**ASSIGNMENT:** If a line below contains the string "were", return that line.
[Start of section]
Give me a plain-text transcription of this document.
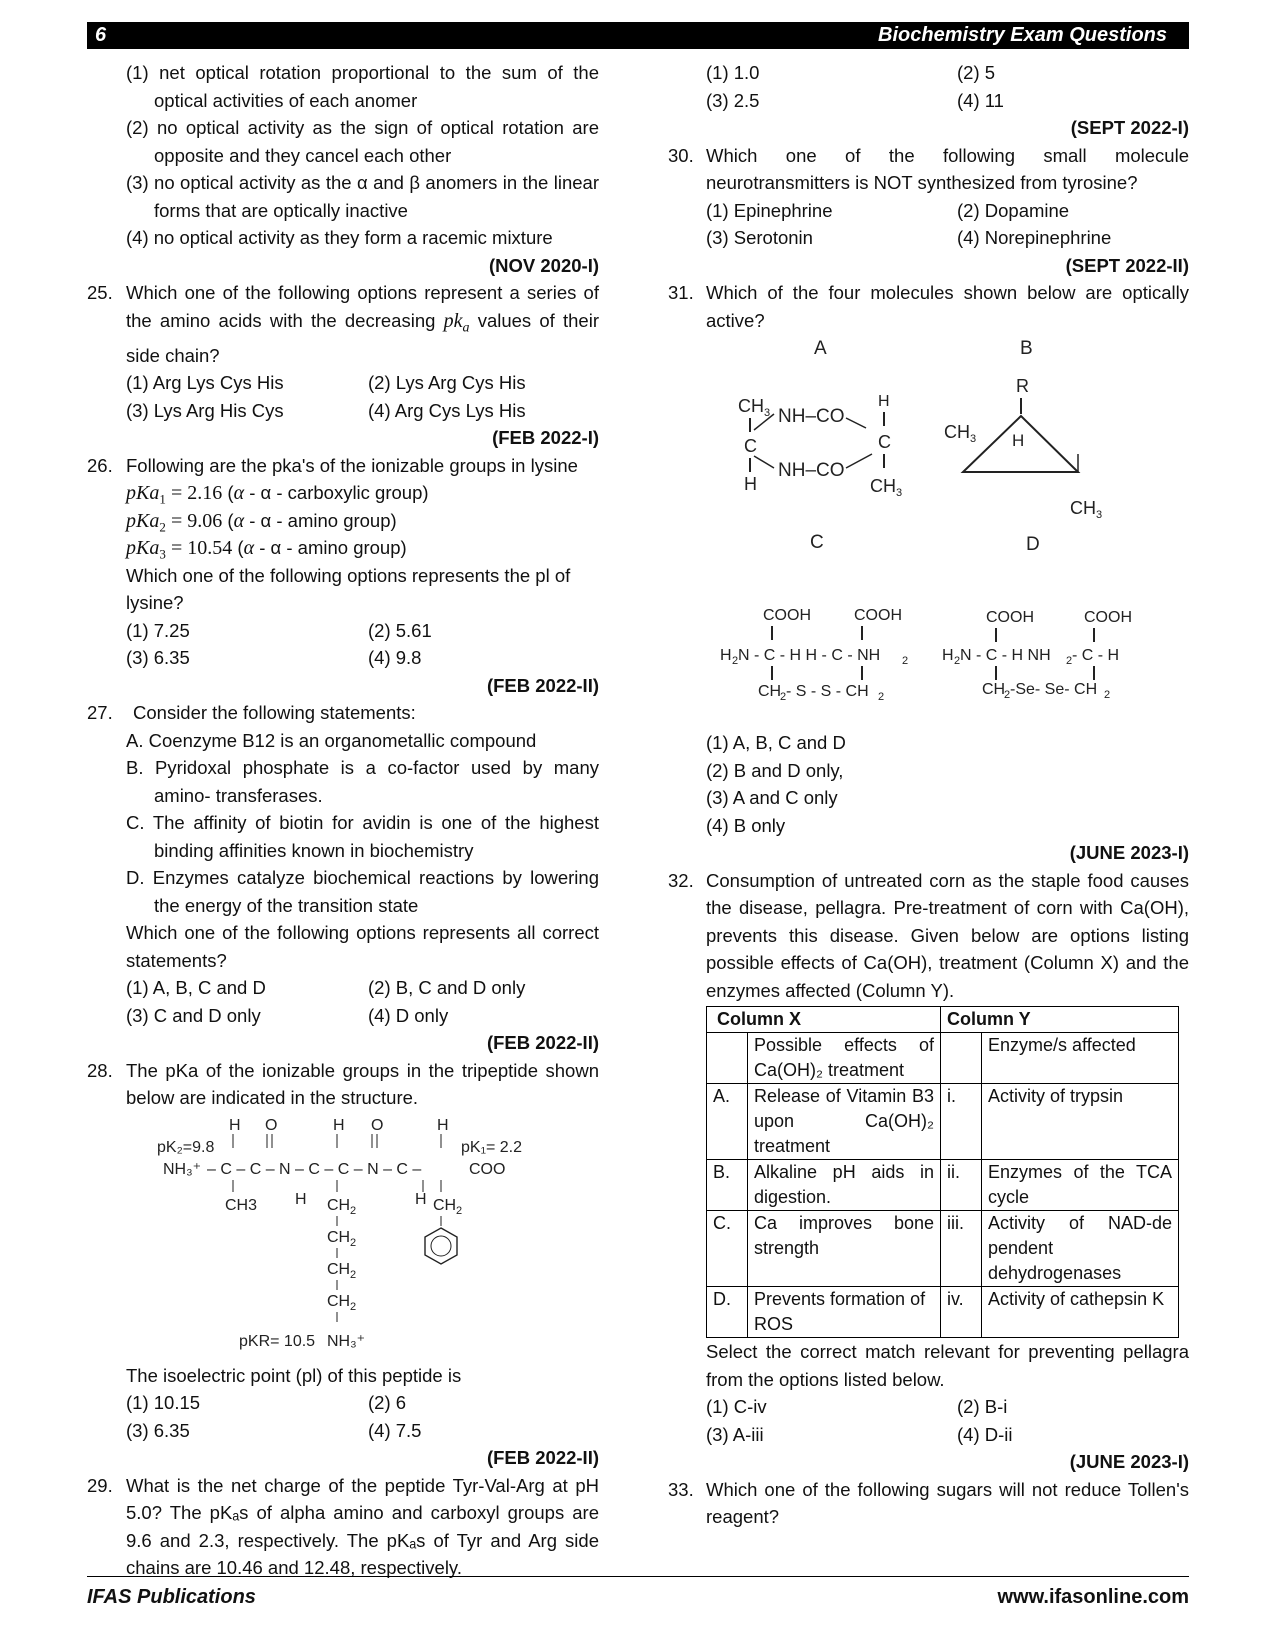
6	Biochemistry Exam Questions
(1) net optical rotation proportional to the sum of the optical activities of each anomer
(2) no optical activity as the sign of optical rotation are opposite and they cancel each other
(3) no optical activity as the α and β anomers in the linear forms that are optically inactive
(4) no optical activity as they form a racemic mixture
(NOV 2020-I)
25. Which one of the following options represent a series of the amino acids with the decreasing $pk_a$ values of their side chain?
(1) Arg Lys Cys His	(2) Lys Arg Cys His
(3) Lys Arg His Cys	(4) Arg Cys Lys His
(FEB 2022-I)
26. Following are the pka's of the ionizable groups in lysine
pKa$_1$ = 2.16 (α - α - carboxylic group)
pKa$_2$ = 9.06 (α - α - amino group)
pKa$_3$ = 10.54 (α - α - amino group)
Which one of the following options represents the pl of lysine?
(1) 7.25	(2) 5.61
(3) 6.35	(4) 9.8
(FEB 2022-II)
27.	Consider the following statements:
A. Coenzyme B12 is an organometallic compound
B. Pyridoxal phosphate is a co-factor used by many amino- transferases.
C. The affinity of biotin for avidin is one of the highest binding affinities known in biochemistry
D. Enzymes catalyze biochemical reactions by lowering the energy of the transition state
Which one of the following options represents all correct statements?
(1) A, B, C and D	(2) B, C and D only
(3) C and D only	(4) D only
(FEB 2022-II)
28. The pKa of the ionizable groups in the tripeptide shown below are indicated in the structure.
H O	H O	H
pK₂=9.8	pK₁= 2.2
NH₃⁺ – C – C – N – C – C – N – C –	COO
CH3 H CH 2
H CH 2
CH 2
CH 2
CH 2
pKR= 10.5 NH₃⁺
The isoelectric point (pl) of this peptide is
(1) 10.15	(2) 6
(3) 6.35	(4) 7.5
(FEB 2022-II)
29. What is the net charge of the peptide Tyr-Val-Arg at pH 5.0? The pKₐs of alpha amino and carboxyl groups are 9.6 and 2.3, respectively. The pKₐs of Tyr and Arg side chains are 10.46 and 12.48, respectively.
(1) 1.0	(2) 5
(3) 2.5	(4) 11
(SEPT 2022-I)
30. Which one of the following small molecule neurotransmitters is NOT synthesized from tyrosine?
(1) Epinephrine	(2) Dopamine
(3) Serotonin	(4) Norepinephrine
(SEPT 2022-II)
31. Which of the four molecules shown below are optically active?
A	B
CH 3 NH–CO
H
C	C
NH–CO
H	CH 3
R
CH 3 H
CH 3
C	D
COOH	COOH
H 2 N - C - H H - C - NH 2
CH
2 - S - S - CH 2
COOH	COOH
H 2 N - C - H NH 2 - C - H
CH
2 -Se- Se- CH 2
(1) A, B, C and D
(2) B and D only,
(3) A and C only
(4) B only
(JUNE 2023-I)
32. Consumption of untreated corn as the staple food causes the disease, pellagra. Pre-treatment of corn with Ca(OH), prevents this disease. Given below are options listing possible effects of Ca(OH), treatment (Column X) and the enzymes affected (Column Y).
Column X		Column Y	
	Possible effects of Ca(OH)₂ treatment		Enzyme/s affected
A.	Release of Vitamin B3 upon Ca(OH)₂ treatment	i.	Activity of trypsin
B.	Alkaline pH aids in digestion.	ii.	Enzymes of the TCA cycle
C.	Ca improves bone strength	iii.	Activity of NAD-de pendent dehydrogenases
D.	Prevents formation of ROS	iv.	Activity of cathepsin K
Select the correct match relevant for preventing pellagra from the options listed below.
(1) C-iv	(2) B-i
(3) A-iii	(4) D-ii
(JUNE 2023-I)
33. Which one of the following sugars will not reduce Tollen's reagent?
IFAS Publications	www.ifasonline.com
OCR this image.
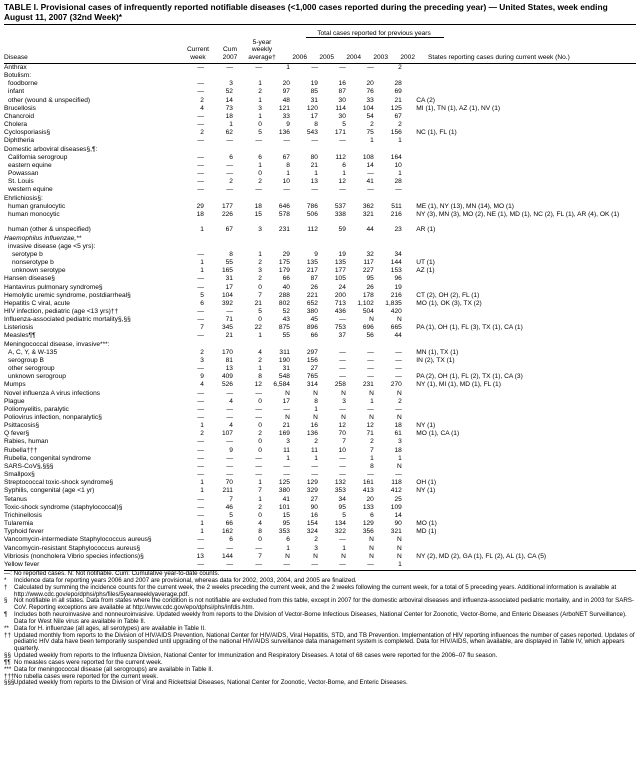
TABLE I. Provisional cases of infrequently reported notifiable diseases (<1,000 cases reported during the preceding year) — United States, week ending August 11, 2007 (32nd Week)*
Disease
Current
week
Cum
2007
5-year
weekly
average†
Total cases reported for previous years
2006	2005	2004	2003	2002 States reporting cases during current week (No.)
Anthrax	—	—	—	1	—	—	—	2		
Botulism:										
foodborne	—	3	1	20	19	16	20	28		
infant	—	52	2	97	85	87	76	69		
other (wound & unspecified)	2	14	1	48	31	30	33	21		CA (2)
Brucellosis	4	73	3	121	120	114	104	125		MI (1), TN (1), AZ (1), NV (1)
Chancroid	—	18	1	33	17	30	54	67		
Cholera	—	1	0	9	8	5	2	2		
Cyclosporiasis§	2	62	5	136	543	171	75	156		NC (1), FL (1)
Diphtheria	—	—	—	—	—	—	1	1		
Domestic arboviral diseases§,¶:										
California serogroup	—	6	6	67	80	112	108	164		
eastern equine	—	—	1	8	21	6	14	10		
Powassan	—	—	0	1	1	1	—	1		
St. Louis	—	2	2	10	13	12	41	28		
western equine	—	—	—	—	—	—	—	—		
Ehrlichiosis§:										
human granulocytic	29	177	18	646	786	537	362	511		ME (1), NY (13), MN (14), MO (1)
human monocytic	18	226	15	578	506	338	321	216		NY (3), MN (3), MO (2), NE (1), MD (1), NC (2), FL (1), AR (4), OK (1)
human (other & unspecified)	1	67	3	231	112	59	44	23		AR (1)
Haemophilus influenzae,**										
invasive disease (age <5 yrs):										
serotype b	—	8	1	29	9	19	32	34		
nonserotype b	1	55	2	175	135	135	117	144		UT (1)
unknown serotype	1	165	3	179	217	177	227	153		AZ (1)
Hansen disease§	—	31	2	66	87	105	95	96		
Hantavirus pulmonary syndrome§	—	17	0	40	26	24	26	19		
Hemolytic uremic syndrome, postdiarrheal§	5	104	7	288	221	200	178	216		CT (2), OH (2), FL (1)
Hepatitis C viral, acute	6	392	21	802	652	713	1,102	1,835		MO (1), OK (3), TX (2)
HIV infection, pediatric (age <13 yrs)††	—	—	5	52	380	436	504	420		
Influenza-associated pediatric mortality§,§§	—	71	0	43	45	—	N	N		
Listeriosis	7	345	22	875	896	753	696	665		PA (1), OH (1), FL (3), TX (1), CA (1)
Measles¶¶	—	21	1	55	66	37	56	44		
Meningococcal disease, invasive***:										
A, C, Y, & W-135	2	170	4	311	297	—	—	—		MN (1), TX (1)
serogroup B	3	81	2	190	156	—	—	—		IN (2), TX (1)
other serogroup	—	13	1	31	27	—	—	—		
unknown serogroup	9	409	8	548	765	—	—	—		PA (2), OH (1), FL (2), TX (1), CA (3)
Mumps	4	526	12	6,584	314	258	231	270		NY (1), MI (1), MD (1), FL (1)
Novel influenza A virus infections	—	—	—	N	N	N	N	N		
Plague	—	4	0	17	8	3	1	2		
Poliomyelitis, paralytic	—	—	—	—	1	—	—	—		
Poliovirus infection, nonparalytic§	—	—	—	N	N	N	N	N		
Psittacosis§	1	4	0	21	16	12	12	18		NY (1)
Q fever§	2	107	2	169	136	70	71	61		MO (1), CA (1)
Rabies, human	—	—	0	3	2	7	2	3		
Rubella†††	—	9	0	11	11	10	7	18		
Rubella, congenital syndrome	—	—	—	1	1	—	1	1		
SARS-CoV§,§§§	—	—	—	—	—	—	8	N		
Smallpox§	—	—	—	—	—	—	—	—		
Streptococcal toxic-shock syndrome§	1	70	1	125	129	132	161	118		OH (1)
Syphilis, congenital (age <1 yr)	1	211	7	380	329	353	413	412		NY (1)
Tetanus	—	7	1	41	27	34	20	25		
Toxic-shock syndrome (staphylococcal)§	—	46	2	101	90	95	133	109		
Trichinellosis	—	5	0	15	16	5	6	14		
Tularemia	1	66	4	95	154	134	129	90		MO (1)
Typhoid fever	1	162	8	353	324	322	356	321		MD (1)
Vancomycin-intermediate Staphylococcus aureus§	—	6	0	6	2	—	N	N		
Vancomycin-resistant Staphylococcus aureus§	—	—	—	1	3	1	N	N		
Vibriosis (noncholera Vibrio species infections)§	13	144	7	N	N	N	N	N		NY (2), MD (2), GA (1), FL (2), AL (1), CA (5)
Yellow fever	—	—	—	—	—	—	—	1		
—: No reported cases. N: Not notifiable. Cum: Cumulative year-to-date counts.
* Incidence data for reporting years 2006 and 2007 are provisional, whereas data for 2002, 2003, 2004, and 2005 are finalized.
† Calculated by summing the incidence counts for the current week, the 2 weeks preceding the current week, and the 2 weeks following the current week, for a total of 5 preceding years. Additional information is available at http://www.cdc.gov/epo/dphsi/phs/files/5yearweeklyaverage.pdf.
§ Not notifiable in all states. Data from states where the condition is not notifiable are excluded from this table, except in 2007 for the domestic arboviral diseases and influenza-associated pediatric mortality, and in 2003 for SARS-CoV. Reporting exceptions are available at http://www.cdc.gov/epo/dphsi/phs/infdis.htm.
¶ Includes both neuroinvasive and nonneuroinvasive. Updated weekly from reports to the Division of Vector-Borne Infectious Diseases, National Center for Zoonotic, Vector-Borne, and Enteric Diseases (ArboNET Surveillance). Data for West Nile virus are available in Table II.
** Data for H. influenzae (all ages, all serotypes) are available in Table II.
†† Updated monthly from reports to the Division of HIV/AIDS Prevention, National Center for HIV/AIDS, Viral Hepatitis, STD, and TB Prevention. Implementation of HIV reporting influences the number of cases reported. Updates of pediatric HIV data have been temporarily suspended until upgrading of the national HIV/AIDS surveillance data management system is completed. Data for HIV/AIDS, when available, are displayed in Table IV, which appears quarterly.
§§ Updated weekly from reports to the Influenza Division, National Center for Immunization and Respiratory Diseases. A total of 68 cases were reported for the 2006–07 flu season.
¶¶ No measles cases were reported for the current week.
*** Data for meningococcal disease (all serogroups) are available in Table II.
††† No rubella cases were reported for the current week.
§§§ Updated weekly from reports to the Division of Viral and Rickettsial Diseases, National Center for Zoonotic, Vector-Borne, and Enteric Diseases.
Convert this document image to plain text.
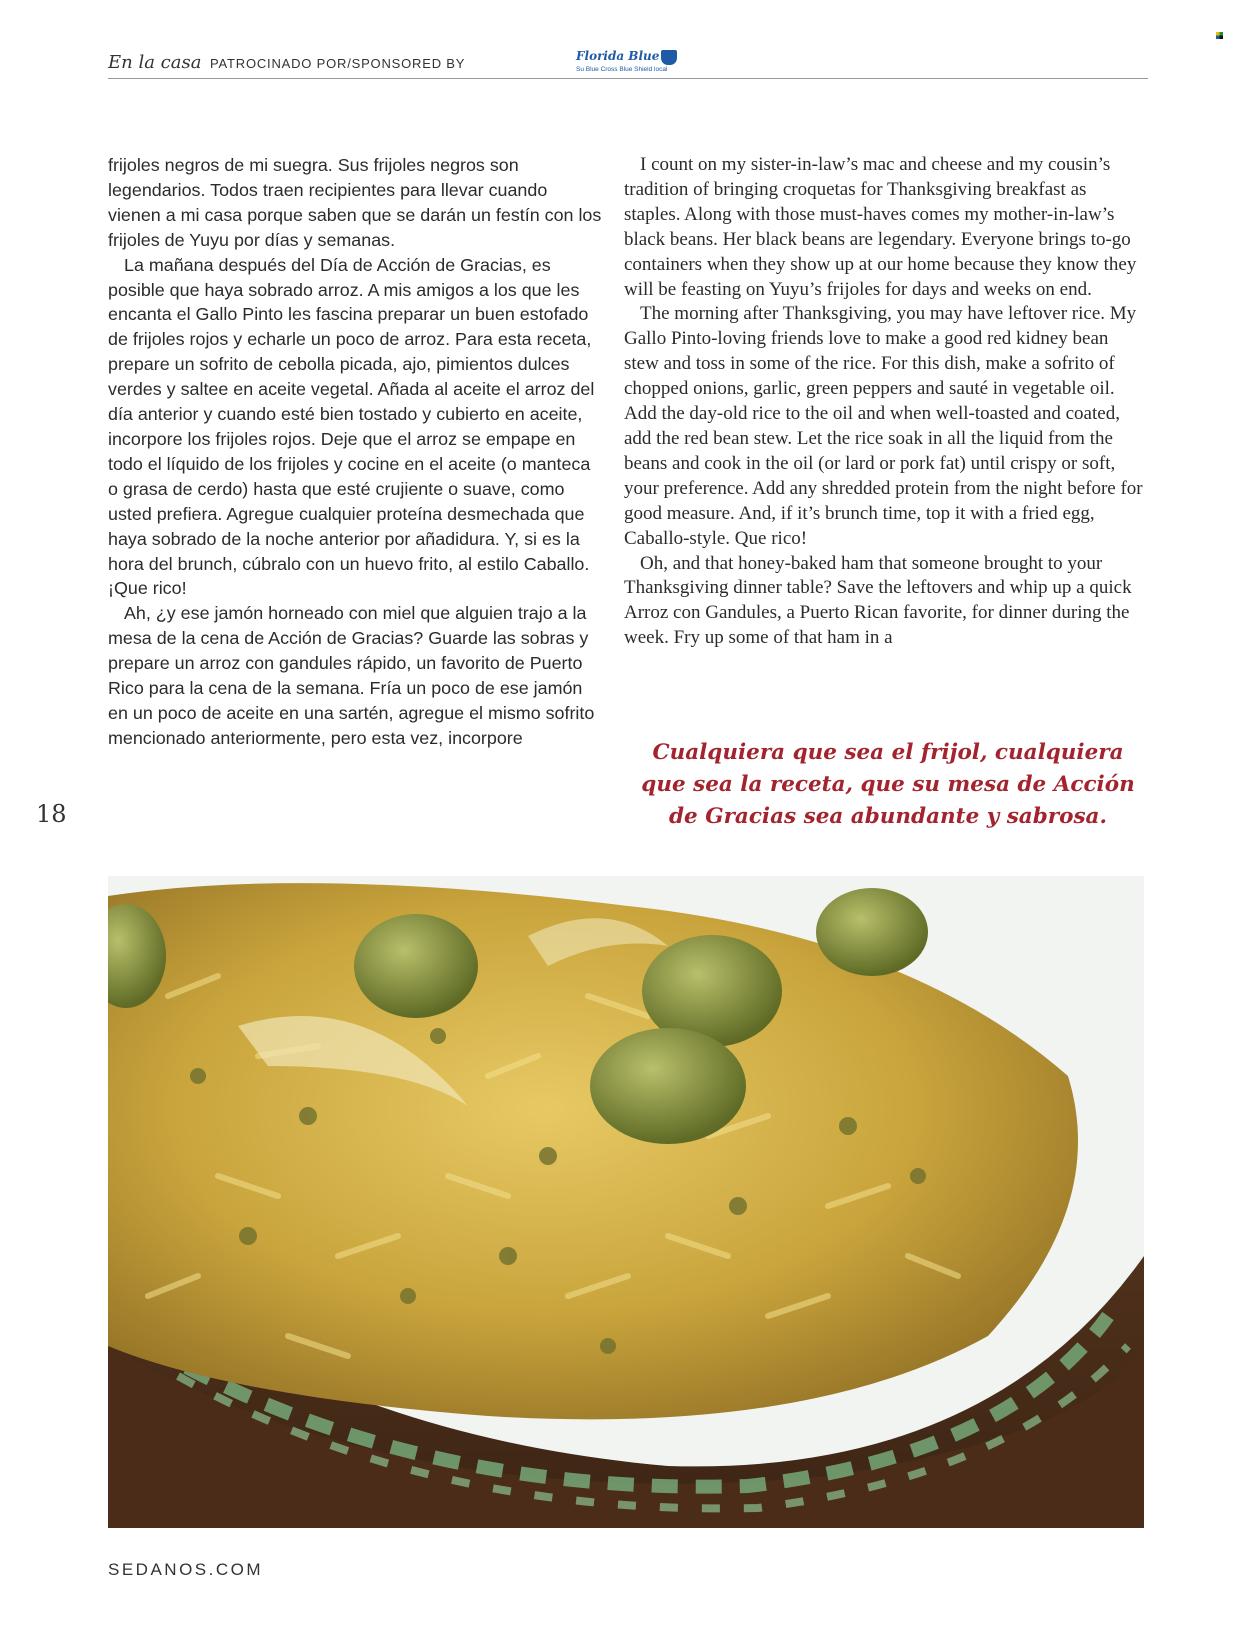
En la casa PATROCINADO POR/SPONSORED BY	Florida Blue
Su Blue Cross Blue Shield local
18

frijoles negros de mi suegra. Sus frijoles negros son legendarios. Todos traen recipientes para llevar cuando vienen a mi casa porque saben que se darán un festín con los frijoles de Yuyu por días y semanas.

La mañana después del Día de Acción de Gracias, es posible que haya sobrado arroz. A mis amigos a los que les encanta el Gallo Pinto les fascina preparar un buen estofado de frijoles rojos y echarle un poco de arroz. Para esta receta, prepare un sofrito de cebolla picada, ajo, pimientos dulces verdes y saltee en aceite vegetal. Añada al aceite el arroz del día anterior y cuando esté bien tostado y cubierto en aceite, incorpore los frijoles rojos. Deje que el arroz se empape en todo el líquido de los frijoles y cocine en el aceite (o manteca o grasa de cerdo) hasta que esté crujiente o suave, como usted prefiera. Agregue cualquier proteína desmechada que haya sobrado de la noche anterior por añadidura. Y, si es la hora del brunch, cúbralo con un huevo frito, al estilo Caballo. ¡Que rico!

Ah, ¿y ese jamón horneado con miel que alguien trajo a la mesa de la cena de Acción de Gracias? Guarde las sobras y prepare un arroz con gandules rápido, un favorito de Puerto Rico para la cena de la semana. Fría un poco de ese jamón en un poco de aceite en una sartén, agregue el mismo sofrito mencionado anteriormente, pero esta vez, incorpore

I count on my sister-in-law’s mac and cheese and my cousin’s tradition of bringing croquetas for Thanksgiving breakfast as staples. Along with those must-haves comes my mother-in-law’s black beans. Her black beans are legendary. Everyone brings to-go containers when they show up at our home because they know they will be feasting on Yuyu’s frijoles for days and weeks on end.

The morning after Thanksgiving, you may have leftover rice. My Gallo Pinto-loving friends love to make a good red kidney bean stew and toss in some of the rice. For this dish, make a sofrito of chopped onions, garlic, green peppers and sauté in vegetable oil. Add the day-old rice to the oil and when well-toasted and coated, add the red bean stew. Let the rice soak in all the liquid from the beans and cook in the oil (or lard or pork fat) until crispy or soft, your preference. Add any shredded protein from the night before for good measure. And, if it’s brunch time, top it with a fried egg, Caballo-style. Que rico!

Oh, and that honey-baked ham that someone brought to your Thanksgiving dinner table? Save the leftovers and whip up a quick Arroz con Gandules, a Puerto Rican favorite, for dinner during the week. Fry up some of that ham in a

Cualquiera que sea el frijol, cualquiera que sea la receta, que su mesa de Acción de Gracias sea abundante y sabrosa.
SEDANOS.COM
[End of section]
**WRITTEN ANSWER:**
§§ Updated weekly from reports to the Influenza Division, National Center for Immunization and Respiratory Diseases. A total of 68 cases were reported for the 2006–07 flu season.
¶¶ No measles cases were reported for the current week.
††† No rubella cases were reported for the current week.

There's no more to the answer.